PARTS OF THE EXERCISE.
- 1) List every actor named in the review of "Trouble With the Curve" below.
- 2) Carry on the "Trouble With the Curve" review below with the paragraph that would come after its last sentence.

Adams on Reel Women: Fathers and Daughters Have ‘Trouble With the Curve’
Photo: Warner Bros
Parents die a lot in movies. From "Bright Eyes," starring Shirley Temple, to Disney's "The Lion King," a parent's sudden death is a plot device that frees the hero or heroine to develop against the backdrop of tragedy. Life hurts: How will you deal with it, punk? All the "Godfather" movies, and countless others, are about the relationships between fathers and sons. And there are some really fine movies about fathers and daughters -- although "Trouble With the Curve" is no "To Kill a Mockingbird." In the laugh-tinged drama, a crusty baseball scout, Gus (Clint Eastwood), and his intimacy-averse lawyer daughter, Mickey (Amy Adams), gradually resolve their fractured relationship and exhume some tired secrets on a road trip to scout a high school slugger. "Curve" penetrated my defenses by appreciating the father-daughter bond in a way few recent movies have.
If the formula of the romcom is that the couple meets cute, the drama of reconciliation begins with events forcing family members back into each other's company after they have withdrawn to lick their wounds and get on with their lives. In this kind of drama, it's assumed that the characters can never be whole, or happy, if they don't operate on that festering familial wound. So, when Gus's failing vision starts threatening his career scouting for the Atlanta Braves and his behavior becomes increasingly erratic, his best friend (John Goodman) calls Mickey to come home and ferret out what's really going on with her father. He is prickly and stubborn; she is wounded and proud. They're clearly two peas in a pod, only it takes a long recruiting trip to Florida and a series of tatty motel rooms, a car accident, a bar fight, and a gentleman caller (Justin Timberlake) to get them to admit it.

DATA.

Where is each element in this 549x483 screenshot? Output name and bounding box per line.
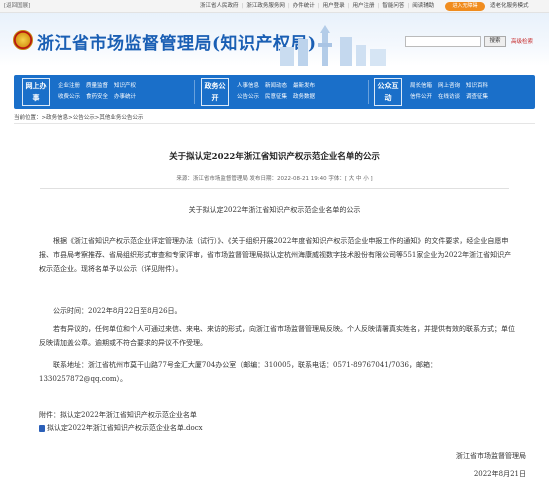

EXPECTED RESULTS.
- 1) Shirley Temple, Clint Eastwood, Amy Adams, John Goodman, Justin Timberlake

- 2)
The formula works in "Trouble With the Curve," in part, because the performances satisfy largely without straining. Even when the subject matter abuts Lifetime movie-of-the-week territory, the actors resist. Adams can do the easy ginger-haired charmer, but it's in the moments when the pretty-girl smile stops well before it reaches her eyes that the audience leans forward and takes notice. She shares too much and then withholds too much, as if there's slippage between the confident Mickey she created in college and law school and the motherless child abandoned by her father. Adams will get more attention for her steely wife in "The Master," but she's no less committed here, because this is her chance to act opposite the legend, Eastwood. She doesn't waste a take. As for playing papa, this is not the Eastwood of "Dirty Harry" or "Unforgiven." It's the lanky loser who talks with his fists seen before in the action comedies "Every Which Way but Loose" and "Bronco Billy." In some ways, it's a return to form, aging out the shaggy quiche-spurning Eastwood, a star whose masculinity both defines him and, occasionally, boxes him in.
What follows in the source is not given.